What you should do
Don't copy the pictures; return every other part of the records exactly.
>> BEGIN Available records
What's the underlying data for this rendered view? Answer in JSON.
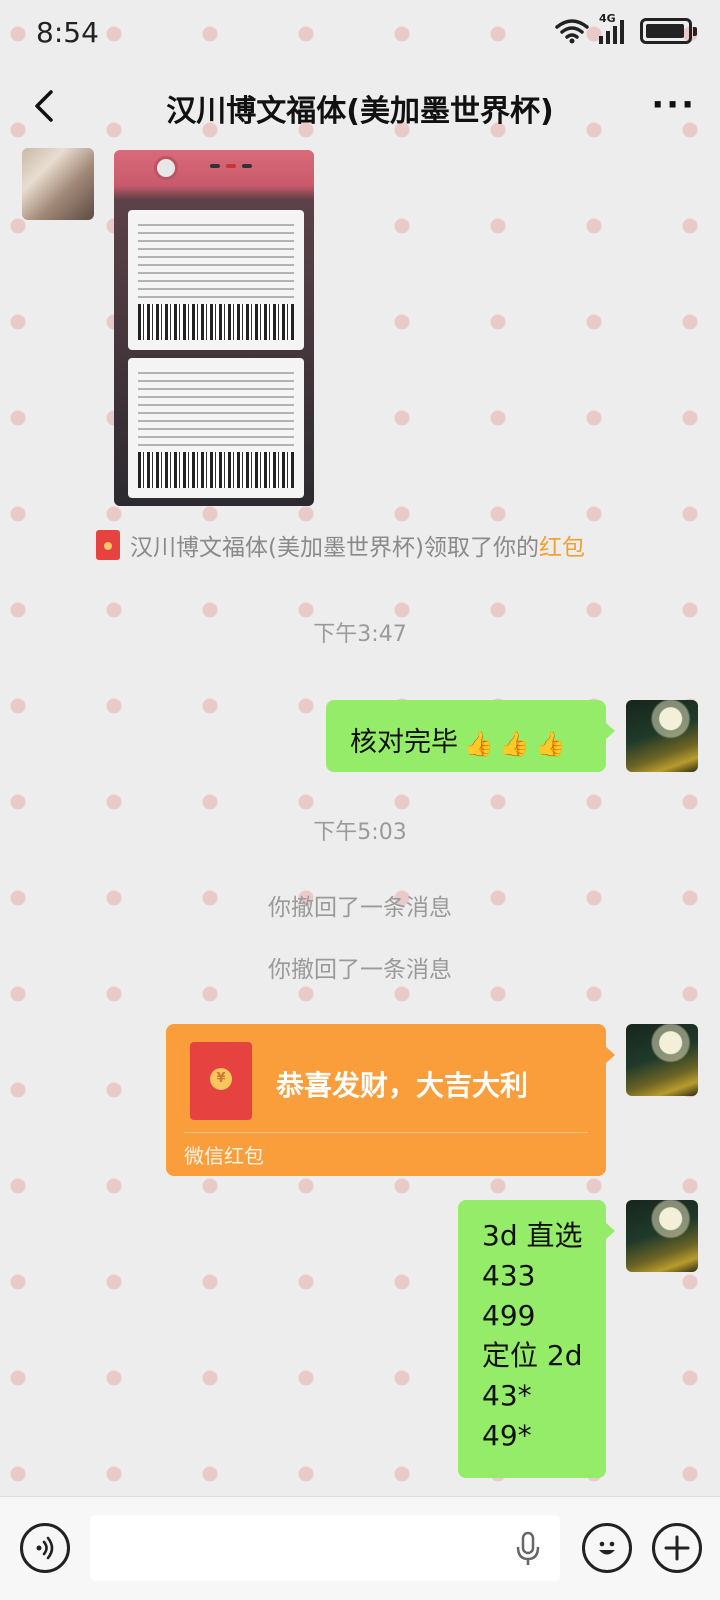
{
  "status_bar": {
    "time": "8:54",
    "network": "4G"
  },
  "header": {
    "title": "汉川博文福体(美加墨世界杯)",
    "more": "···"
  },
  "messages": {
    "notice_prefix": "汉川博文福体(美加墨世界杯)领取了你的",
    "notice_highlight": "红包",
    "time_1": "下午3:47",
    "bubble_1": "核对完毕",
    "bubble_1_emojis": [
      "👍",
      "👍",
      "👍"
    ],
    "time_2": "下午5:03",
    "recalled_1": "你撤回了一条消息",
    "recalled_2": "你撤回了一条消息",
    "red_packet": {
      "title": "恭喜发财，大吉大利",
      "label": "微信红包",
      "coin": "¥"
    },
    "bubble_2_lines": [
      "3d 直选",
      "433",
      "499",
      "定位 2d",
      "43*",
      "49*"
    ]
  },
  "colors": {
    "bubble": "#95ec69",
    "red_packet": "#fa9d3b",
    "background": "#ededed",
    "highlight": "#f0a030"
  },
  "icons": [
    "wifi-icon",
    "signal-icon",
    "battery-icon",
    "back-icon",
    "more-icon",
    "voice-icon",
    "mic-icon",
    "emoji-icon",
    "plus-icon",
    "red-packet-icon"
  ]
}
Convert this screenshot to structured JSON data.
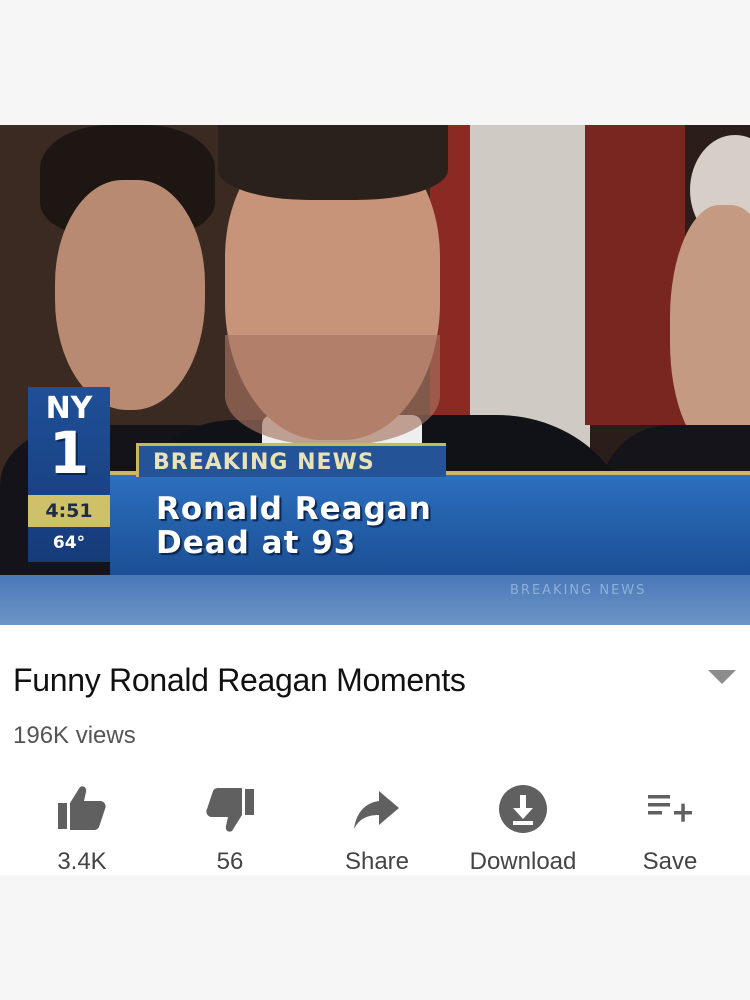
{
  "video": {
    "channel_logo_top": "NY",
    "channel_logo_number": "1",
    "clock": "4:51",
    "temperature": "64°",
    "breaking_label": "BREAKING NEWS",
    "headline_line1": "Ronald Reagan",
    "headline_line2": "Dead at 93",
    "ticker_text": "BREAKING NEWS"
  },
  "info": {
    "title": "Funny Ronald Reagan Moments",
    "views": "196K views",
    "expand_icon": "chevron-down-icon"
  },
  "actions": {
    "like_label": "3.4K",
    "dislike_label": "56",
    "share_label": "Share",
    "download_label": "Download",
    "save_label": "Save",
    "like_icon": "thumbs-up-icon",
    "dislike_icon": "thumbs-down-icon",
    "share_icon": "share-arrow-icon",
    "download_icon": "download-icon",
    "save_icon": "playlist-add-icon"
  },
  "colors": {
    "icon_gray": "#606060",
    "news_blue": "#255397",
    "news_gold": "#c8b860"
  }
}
>> END Available records
Result of this task
What's the underlying data for this rendered view? Answer in JSON.
{
  "status_bar": {
    "time": "8:54",
    "network": "4G"
  },
  "header": {
    "title": "汉川博文福体(美加墨世界杯)",
    "more": "···"
  },
  "messages": {
    "notice_prefix": "汉川博文福体(美加墨世界杯)领取了你的",
    "notice_highlight": "红包",
    "time_1": "下午3:47",
    "bubble_1": "核对完毕",
    "bubble_1_emojis": [
      "👍",
      "👍",
      "👍"
    ],
    "time_2": "下午5:03",
    "recalled_1": "你撤回了一条消息",
    "recalled_2": "你撤回了一条消息",
    "red_packet": {
      "title": "恭喜发财，大吉大利",
      "label": "微信红包",
      "coin": "¥"
    },
    "bubble_2_lines": [
      "3d 直选",
      "433",
      "499",
      "定位 2d",
      "43*",
      "49*"
    ]
  },
  "colors": {
    "bubble": "#95ec69",
    "red_packet": "#fa9d3b",
    "background": "#ededed",
    "highlight": "#f0a030"
  },
  "icons": [
    "wifi-icon",
    "signal-icon",
    "battery-icon",
    "back-icon",
    "more-icon",
    "voice-icon",
    "mic-icon",
    "emoji-icon",
    "plus-icon",
    "red-packet-icon"
  ]
}
Convert this screenshot to structured JSON data.
{
  "video": {
    "channel_logo_top": "NY",
    "channel_logo_number": "1",
    "clock": "4:51",
    "temperature": "64°",
    "breaking_label": "BREAKING NEWS",
    "headline_line1": "Ronald Reagan",
    "headline_line2": "Dead at 93",
    "ticker_text": "BREAKING NEWS"
  },
  "info": {
    "title": "Funny Ronald Reagan Moments",
    "views": "196K views",
    "expand_icon": "chevron-down-icon"
  },
  "actions": {
    "like_label": "3.4K",
    "dislike_label": "56",
    "share_label": "Share",
    "download_label": "Download",
    "save_label": "Save",
    "like_icon": "thumbs-up-icon",
    "dislike_icon": "thumbs-down-icon",
    "share_icon": "share-arrow-icon",
    "download_icon": "download-icon",
    "save_icon": "playlist-add-icon"
  },
  "colors": {
    "icon_gray": "#606060",
    "news_blue": "#255397",
    "news_gold": "#c8b860"
  }
}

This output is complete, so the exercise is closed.